Exact reproduction of the data is required, with images excluded.

AVAILABLE RECORDS
** START **

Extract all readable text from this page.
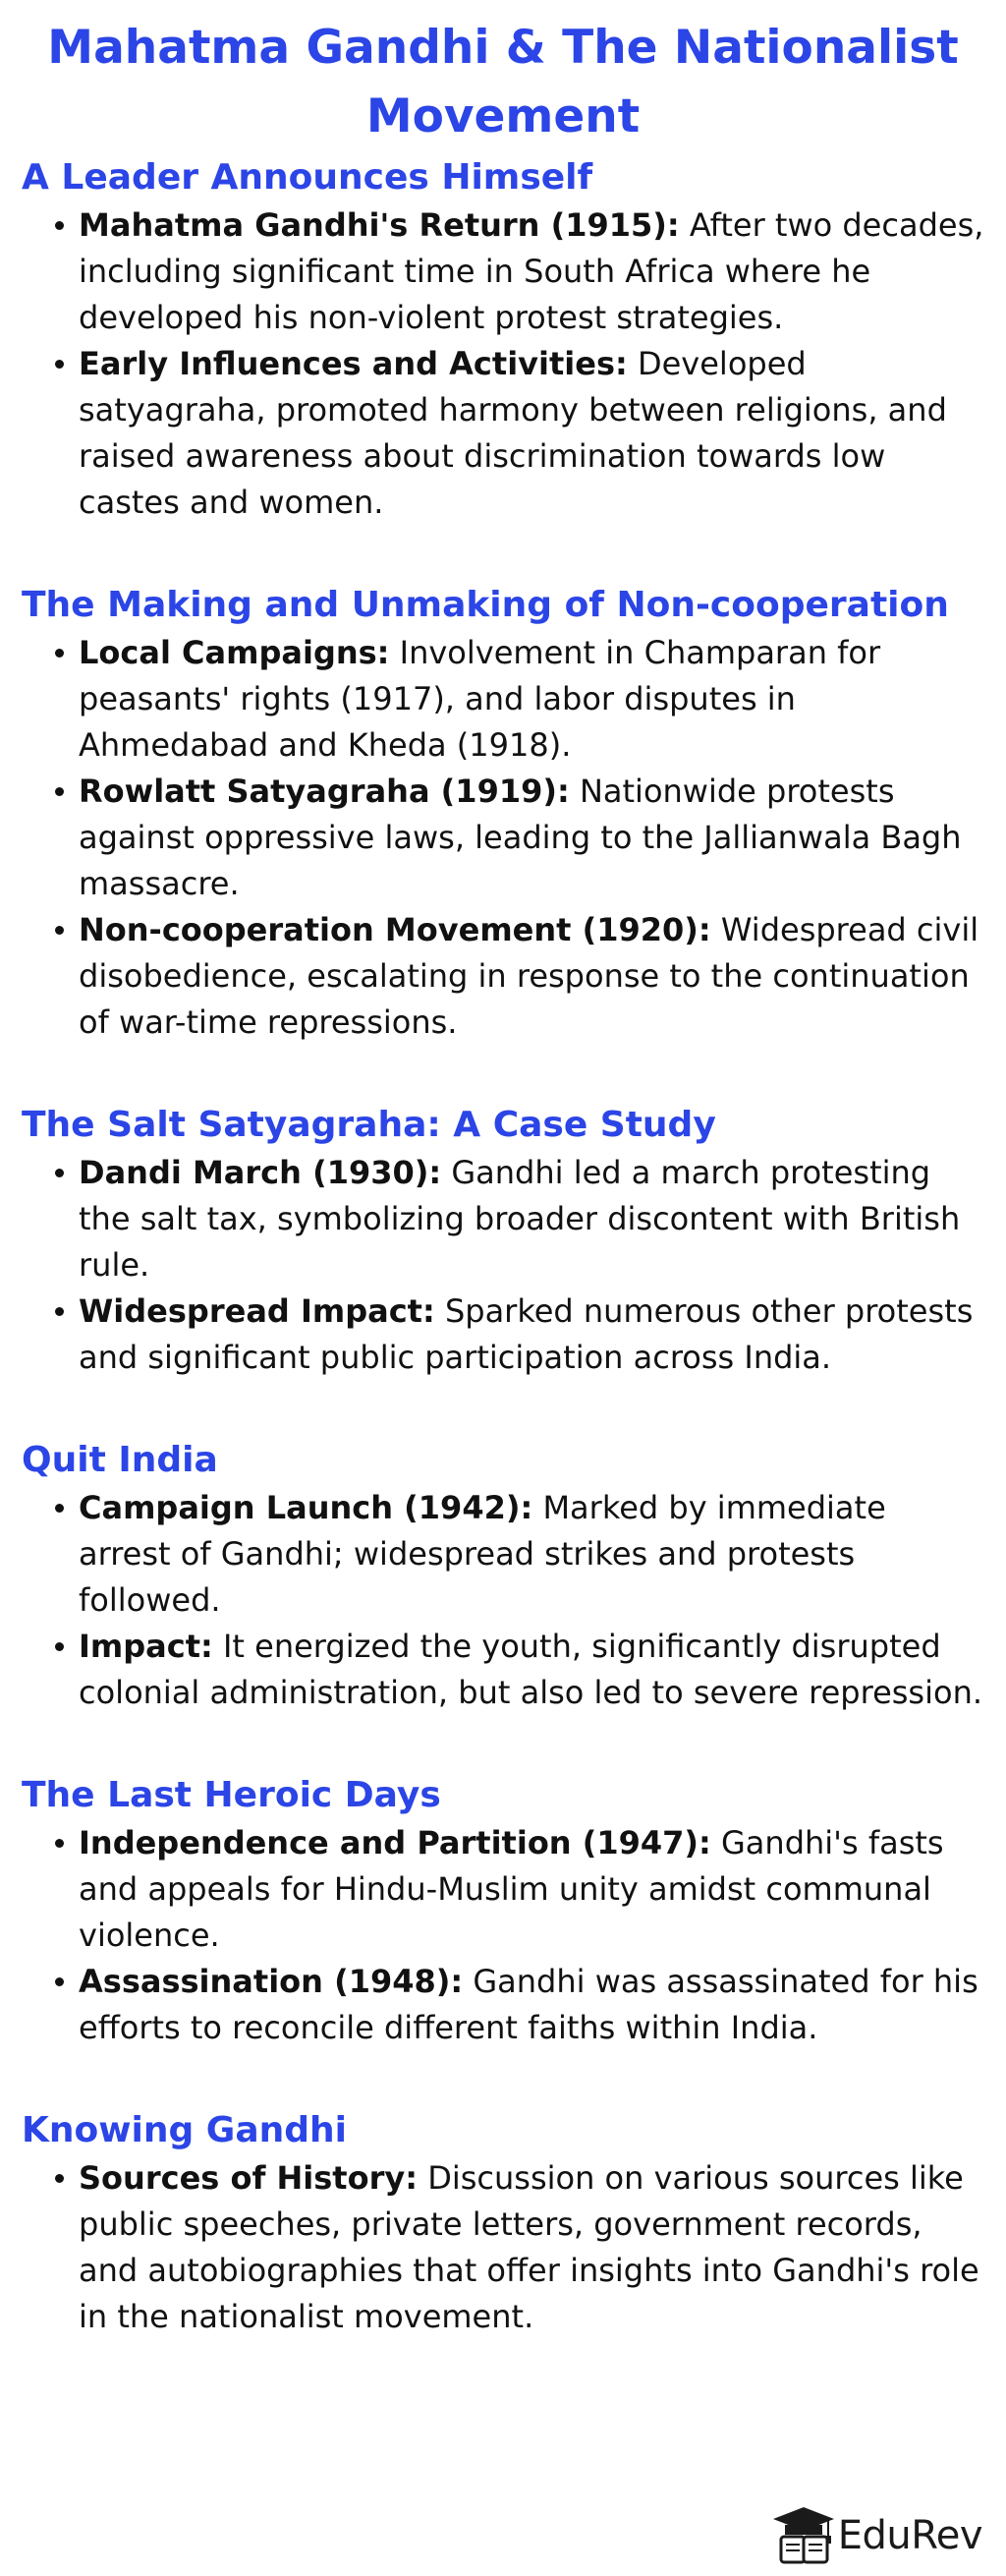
Mahatma Gandhi & The Nationalist Movement
A Leader Announces Himself
Mahatma Gandhi's Return (1915): After two decades, including significant time in South Africa where he developed his non-violent protest strategies.
Early Influences and Activities: Developed satyagraha, promoted harmony between religions, and raised awareness about discrimination towards low castes and women.
The Making and Unmaking of Non-cooperation
Local Campaigns: Involvement in Champaran for peasants' rights (1917), and labor disputes in Ahmedabad and Kheda (1918).
Rowlatt Satyagraha (1919): Nationwide protests against oppressive laws, leading to the Jallianwala Bagh massacre.
Non-cooperation Movement (1920): Widespread civil disobedience, escalating in response to the continuation of war-time repressions.
The Salt Satyagraha: A Case Study
Dandi March (1930): Gandhi led a march protesting the salt tax, symbolizing broader discontent with British rule.
Widespread Impact: Sparked numerous other protests and significant public participation across India.
Quit India
Campaign Launch (1942): Marked by immediate arrest of Gandhi; widespread strikes and protests followed.
Impact: It energized the youth, significantly disrupted colonial administration, but also led to severe repression.
The Last Heroic Days
Independence and Partition (1947): Gandhi's fasts and appeals for Hindu-Muslim unity amidst communal violence.
Assassination (1948): Gandhi was assassinated for his efforts to reconcile different faiths within India.
Knowing Gandhi
Sources of History: Discussion on various sources like public speeches, private letters, government records, and autobiographies that offer insights into Gandhi's role in the nationalist movement.
EduRev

** END **

RESULT OF THIS TASK
Extract all readable text from this page.
Mahatma Gandhi & The Nationalist Movement
A Leader Announces Himself
Mahatma Gandhi's Return (1915): After two decades, including significant time in South Africa where he developed his non-violent protest strategies.
Early Influences and Activities: Developed satyagraha, promoted harmony between religions, and raised awareness about discrimination towards low castes and women.
The Making and Unmaking of Non-cooperation
Local Campaigns: Involvement in Champaran for peasants' rights (1917), and labor disputes in Ahmedabad and Kheda (1918).
Rowlatt Satyagraha (1919): Nationwide protests against oppressive laws, leading to the Jallianwala Bagh massacre.
Non-cooperation Movement (1920): Widespread civil disobedience, escalating in response to the continuation of war-time repressions.
The Salt Satyagraha: A Case Study
Dandi March (1930): Gandhi led a march protesting the salt tax, symbolizing broader discontent with British rule.
Widespread Impact: Sparked numerous other protests and significant public participation across India.
Quit India
Campaign Launch (1942): Marked by immediate arrest of Gandhi; widespread strikes and protests followed.
Impact: It energized the youth, significantly disrupted colonial administration, but also led to severe repression.
The Last Heroic Days
Independence and Partition (1947): Gandhi's fasts and appeals for Hindu-Muslim unity amidst communal violence.
Assassination (1948): Gandhi was assassinated for his efforts to reconcile different faiths within India.
Knowing Gandhi
Sources of History: Discussion on various sources like public speeches, private letters, government records, and autobiographies that offer insights into Gandhi's role in the nationalist movement.
EduRev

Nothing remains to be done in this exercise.